> **Stated task**
Check every line below for the word "from" and show those that hold it.
= = = =
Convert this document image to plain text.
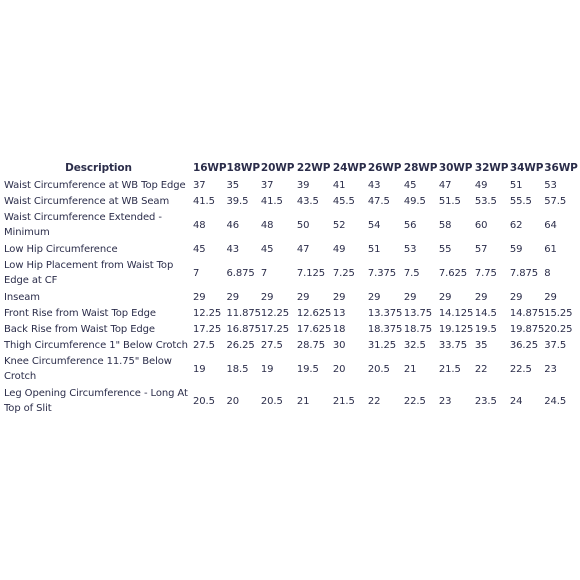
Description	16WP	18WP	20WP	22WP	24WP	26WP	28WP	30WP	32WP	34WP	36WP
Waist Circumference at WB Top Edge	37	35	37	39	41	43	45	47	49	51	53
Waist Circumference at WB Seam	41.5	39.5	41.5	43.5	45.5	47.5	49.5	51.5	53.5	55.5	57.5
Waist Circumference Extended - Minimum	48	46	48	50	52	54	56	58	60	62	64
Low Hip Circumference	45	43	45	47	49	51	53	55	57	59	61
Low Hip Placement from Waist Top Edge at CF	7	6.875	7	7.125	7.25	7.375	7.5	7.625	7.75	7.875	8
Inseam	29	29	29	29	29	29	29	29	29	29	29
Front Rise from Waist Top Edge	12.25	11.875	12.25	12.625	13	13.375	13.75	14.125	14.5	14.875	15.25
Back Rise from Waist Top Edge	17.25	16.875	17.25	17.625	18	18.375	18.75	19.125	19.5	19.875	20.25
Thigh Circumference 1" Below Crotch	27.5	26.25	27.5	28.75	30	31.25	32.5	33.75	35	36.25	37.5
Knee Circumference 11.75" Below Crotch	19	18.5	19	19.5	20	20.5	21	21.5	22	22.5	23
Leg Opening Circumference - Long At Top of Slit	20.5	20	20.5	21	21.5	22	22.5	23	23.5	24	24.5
= = = =
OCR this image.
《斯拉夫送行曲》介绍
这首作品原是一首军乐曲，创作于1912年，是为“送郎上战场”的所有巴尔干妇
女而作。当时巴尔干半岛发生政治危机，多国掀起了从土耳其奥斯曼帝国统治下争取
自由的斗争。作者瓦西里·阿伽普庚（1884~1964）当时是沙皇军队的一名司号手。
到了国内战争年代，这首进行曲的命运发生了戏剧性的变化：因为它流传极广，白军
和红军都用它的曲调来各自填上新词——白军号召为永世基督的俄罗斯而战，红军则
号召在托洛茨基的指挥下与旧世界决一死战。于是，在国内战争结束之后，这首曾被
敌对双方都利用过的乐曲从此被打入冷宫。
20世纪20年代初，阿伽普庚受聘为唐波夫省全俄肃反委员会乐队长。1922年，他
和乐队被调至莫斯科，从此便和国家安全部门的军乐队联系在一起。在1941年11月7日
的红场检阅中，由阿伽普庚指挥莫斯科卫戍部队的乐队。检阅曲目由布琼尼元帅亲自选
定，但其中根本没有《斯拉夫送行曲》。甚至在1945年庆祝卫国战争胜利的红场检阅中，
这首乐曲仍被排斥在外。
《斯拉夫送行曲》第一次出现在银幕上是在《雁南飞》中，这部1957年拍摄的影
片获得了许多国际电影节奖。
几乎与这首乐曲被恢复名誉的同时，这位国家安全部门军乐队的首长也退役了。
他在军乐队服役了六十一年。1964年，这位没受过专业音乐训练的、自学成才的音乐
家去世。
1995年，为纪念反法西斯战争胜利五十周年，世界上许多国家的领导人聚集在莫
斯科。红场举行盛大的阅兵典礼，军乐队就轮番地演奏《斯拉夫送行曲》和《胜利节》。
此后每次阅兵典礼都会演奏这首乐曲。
= = = =
> **Result**
Low Hip Placement from Waist Top Edge at CF	7	6.875	7	7.125	7.25	7.375	7.5	7.625	7.75	7.875	8
Front Rise from Waist Top Edge	12.25	11.875	12.25	12.625	13	13.375	13.75	14.125	14.5	14.875	15.25
Back Rise from Waist Top Edge	17.25	16.875	17.25	17.625	18	18.375	18.75	19.125	19.5	19.875	20.25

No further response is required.